◆ DATASET RECORDS
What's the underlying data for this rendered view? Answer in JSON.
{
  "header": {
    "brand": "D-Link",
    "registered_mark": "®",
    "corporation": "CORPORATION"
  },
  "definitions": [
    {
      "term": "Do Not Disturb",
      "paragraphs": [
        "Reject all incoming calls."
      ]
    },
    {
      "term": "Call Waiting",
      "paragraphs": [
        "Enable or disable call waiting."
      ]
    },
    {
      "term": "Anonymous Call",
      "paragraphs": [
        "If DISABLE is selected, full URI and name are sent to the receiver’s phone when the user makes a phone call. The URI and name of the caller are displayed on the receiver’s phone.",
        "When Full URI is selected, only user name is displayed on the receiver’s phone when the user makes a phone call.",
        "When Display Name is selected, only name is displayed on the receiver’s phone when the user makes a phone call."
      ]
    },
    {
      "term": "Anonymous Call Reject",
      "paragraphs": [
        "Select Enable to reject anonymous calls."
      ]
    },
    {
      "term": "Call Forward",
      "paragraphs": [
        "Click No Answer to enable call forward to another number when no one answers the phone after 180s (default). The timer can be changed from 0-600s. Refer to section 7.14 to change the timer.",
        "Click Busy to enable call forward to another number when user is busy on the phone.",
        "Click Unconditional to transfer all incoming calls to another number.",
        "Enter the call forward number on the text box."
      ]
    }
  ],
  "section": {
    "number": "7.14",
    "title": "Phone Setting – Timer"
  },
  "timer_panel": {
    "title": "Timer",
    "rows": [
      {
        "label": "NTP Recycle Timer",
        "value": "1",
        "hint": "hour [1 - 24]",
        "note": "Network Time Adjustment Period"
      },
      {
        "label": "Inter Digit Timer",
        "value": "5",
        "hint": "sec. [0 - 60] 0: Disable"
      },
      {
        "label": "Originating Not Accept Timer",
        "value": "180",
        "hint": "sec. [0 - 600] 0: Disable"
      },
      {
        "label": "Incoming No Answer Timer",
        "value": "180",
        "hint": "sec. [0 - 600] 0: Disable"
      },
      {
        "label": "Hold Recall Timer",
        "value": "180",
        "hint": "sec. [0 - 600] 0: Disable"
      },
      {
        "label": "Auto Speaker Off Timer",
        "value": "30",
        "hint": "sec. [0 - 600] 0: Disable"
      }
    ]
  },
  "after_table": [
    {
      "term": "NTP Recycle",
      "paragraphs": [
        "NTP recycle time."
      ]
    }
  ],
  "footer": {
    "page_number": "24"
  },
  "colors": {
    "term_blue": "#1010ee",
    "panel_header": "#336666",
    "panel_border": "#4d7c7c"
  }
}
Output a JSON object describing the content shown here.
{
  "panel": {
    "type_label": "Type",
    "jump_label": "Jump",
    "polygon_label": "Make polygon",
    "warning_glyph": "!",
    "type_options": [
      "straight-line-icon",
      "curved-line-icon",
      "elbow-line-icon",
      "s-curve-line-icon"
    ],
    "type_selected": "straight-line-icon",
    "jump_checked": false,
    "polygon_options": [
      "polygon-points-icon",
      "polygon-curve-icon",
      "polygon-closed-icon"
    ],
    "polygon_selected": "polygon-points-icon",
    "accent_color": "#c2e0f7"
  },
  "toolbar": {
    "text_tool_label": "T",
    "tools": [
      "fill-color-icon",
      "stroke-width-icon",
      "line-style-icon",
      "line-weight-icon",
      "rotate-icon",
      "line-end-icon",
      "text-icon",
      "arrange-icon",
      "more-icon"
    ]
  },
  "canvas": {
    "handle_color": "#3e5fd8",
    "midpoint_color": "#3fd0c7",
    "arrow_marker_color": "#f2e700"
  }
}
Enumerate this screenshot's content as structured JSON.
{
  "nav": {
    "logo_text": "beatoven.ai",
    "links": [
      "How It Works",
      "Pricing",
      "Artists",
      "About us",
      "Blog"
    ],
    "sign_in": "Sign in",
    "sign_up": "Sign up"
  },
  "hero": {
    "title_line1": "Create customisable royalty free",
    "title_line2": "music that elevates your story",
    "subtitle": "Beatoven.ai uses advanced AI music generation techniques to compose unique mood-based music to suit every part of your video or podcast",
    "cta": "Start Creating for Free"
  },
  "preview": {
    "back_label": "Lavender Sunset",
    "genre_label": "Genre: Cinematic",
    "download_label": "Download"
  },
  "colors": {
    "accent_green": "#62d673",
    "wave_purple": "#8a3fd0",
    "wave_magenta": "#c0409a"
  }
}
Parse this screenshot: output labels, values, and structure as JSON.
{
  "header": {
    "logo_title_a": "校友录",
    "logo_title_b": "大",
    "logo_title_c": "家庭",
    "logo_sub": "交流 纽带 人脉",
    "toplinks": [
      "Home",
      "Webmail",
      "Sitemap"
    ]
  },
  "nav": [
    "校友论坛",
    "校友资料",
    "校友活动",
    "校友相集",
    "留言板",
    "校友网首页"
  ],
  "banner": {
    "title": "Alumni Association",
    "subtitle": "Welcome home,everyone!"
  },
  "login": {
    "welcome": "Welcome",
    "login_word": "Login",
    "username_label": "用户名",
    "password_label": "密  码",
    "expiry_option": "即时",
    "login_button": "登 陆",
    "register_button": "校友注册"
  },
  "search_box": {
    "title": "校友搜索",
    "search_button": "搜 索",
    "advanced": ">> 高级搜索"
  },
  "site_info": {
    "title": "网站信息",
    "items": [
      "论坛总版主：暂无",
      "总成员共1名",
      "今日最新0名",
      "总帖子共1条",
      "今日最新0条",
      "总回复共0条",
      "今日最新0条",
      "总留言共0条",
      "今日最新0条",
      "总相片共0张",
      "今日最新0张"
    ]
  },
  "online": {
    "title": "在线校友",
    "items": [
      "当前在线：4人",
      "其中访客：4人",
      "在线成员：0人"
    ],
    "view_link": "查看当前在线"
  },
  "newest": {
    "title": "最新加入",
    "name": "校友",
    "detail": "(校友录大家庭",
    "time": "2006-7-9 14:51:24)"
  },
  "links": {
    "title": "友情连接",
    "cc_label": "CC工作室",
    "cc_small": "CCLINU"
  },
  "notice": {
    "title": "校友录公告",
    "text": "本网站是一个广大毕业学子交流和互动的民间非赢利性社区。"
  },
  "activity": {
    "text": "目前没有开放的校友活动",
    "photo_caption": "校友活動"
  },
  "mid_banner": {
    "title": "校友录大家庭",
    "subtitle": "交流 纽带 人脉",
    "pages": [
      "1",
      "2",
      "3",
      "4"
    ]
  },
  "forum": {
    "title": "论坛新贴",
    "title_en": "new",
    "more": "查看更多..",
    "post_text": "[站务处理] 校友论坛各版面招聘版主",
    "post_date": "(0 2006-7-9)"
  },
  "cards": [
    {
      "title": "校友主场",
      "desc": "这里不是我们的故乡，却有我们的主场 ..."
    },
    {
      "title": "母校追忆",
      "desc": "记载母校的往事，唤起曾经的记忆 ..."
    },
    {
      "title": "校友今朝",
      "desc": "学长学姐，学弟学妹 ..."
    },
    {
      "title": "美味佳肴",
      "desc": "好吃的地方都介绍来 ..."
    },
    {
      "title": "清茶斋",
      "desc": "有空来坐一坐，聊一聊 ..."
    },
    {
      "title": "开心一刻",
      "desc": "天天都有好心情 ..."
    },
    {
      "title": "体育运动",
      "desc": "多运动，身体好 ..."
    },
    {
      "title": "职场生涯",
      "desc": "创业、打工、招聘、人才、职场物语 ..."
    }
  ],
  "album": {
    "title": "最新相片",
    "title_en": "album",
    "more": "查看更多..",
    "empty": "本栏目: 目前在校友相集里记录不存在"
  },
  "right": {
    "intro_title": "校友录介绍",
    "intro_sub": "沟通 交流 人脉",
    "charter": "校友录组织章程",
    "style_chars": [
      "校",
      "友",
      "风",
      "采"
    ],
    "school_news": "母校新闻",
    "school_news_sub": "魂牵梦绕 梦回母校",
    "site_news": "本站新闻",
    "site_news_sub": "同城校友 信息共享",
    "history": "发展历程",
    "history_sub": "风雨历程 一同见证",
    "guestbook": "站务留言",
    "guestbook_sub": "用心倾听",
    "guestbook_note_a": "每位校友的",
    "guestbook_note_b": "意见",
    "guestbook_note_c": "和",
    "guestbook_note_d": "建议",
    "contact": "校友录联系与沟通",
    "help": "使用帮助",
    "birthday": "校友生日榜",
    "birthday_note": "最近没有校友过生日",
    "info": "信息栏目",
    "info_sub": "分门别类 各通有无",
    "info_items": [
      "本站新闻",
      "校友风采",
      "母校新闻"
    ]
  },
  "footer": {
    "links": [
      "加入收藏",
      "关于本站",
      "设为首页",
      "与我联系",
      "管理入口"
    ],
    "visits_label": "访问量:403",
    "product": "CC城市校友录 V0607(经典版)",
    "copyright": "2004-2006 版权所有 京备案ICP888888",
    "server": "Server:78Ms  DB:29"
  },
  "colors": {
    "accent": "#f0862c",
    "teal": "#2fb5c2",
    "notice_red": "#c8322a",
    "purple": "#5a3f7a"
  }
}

◆ GOAL
Using the listing above, gather each line that holds the string "JSON" and copy it.

◆ IN RESPONSE
What's the underlying data for this rendered view? Answer in JSON.
Output a JSON object describing the content shown here.
Enumerate this screenshot's content as structured JSON.
Parse this screenshot: output labels, values, and structure as JSON.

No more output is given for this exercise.